> **Short problem**
How many lines in the items below contain the string "text"? Letter case matters, and the reply should be the number alone.
___ Data ___
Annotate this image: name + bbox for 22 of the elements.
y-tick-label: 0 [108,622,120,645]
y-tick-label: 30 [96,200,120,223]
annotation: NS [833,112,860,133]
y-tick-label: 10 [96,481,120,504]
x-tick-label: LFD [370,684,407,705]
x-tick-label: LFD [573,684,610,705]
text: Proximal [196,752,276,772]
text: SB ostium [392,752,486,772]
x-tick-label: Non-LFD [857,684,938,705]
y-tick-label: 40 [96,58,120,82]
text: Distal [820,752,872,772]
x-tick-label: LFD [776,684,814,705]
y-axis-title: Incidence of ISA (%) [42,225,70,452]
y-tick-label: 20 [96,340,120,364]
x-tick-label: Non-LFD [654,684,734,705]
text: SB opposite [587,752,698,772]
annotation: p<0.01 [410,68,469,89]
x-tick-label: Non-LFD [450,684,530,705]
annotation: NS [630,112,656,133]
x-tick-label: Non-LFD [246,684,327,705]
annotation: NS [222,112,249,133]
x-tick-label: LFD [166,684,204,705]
___
> **Result of this exercise**
4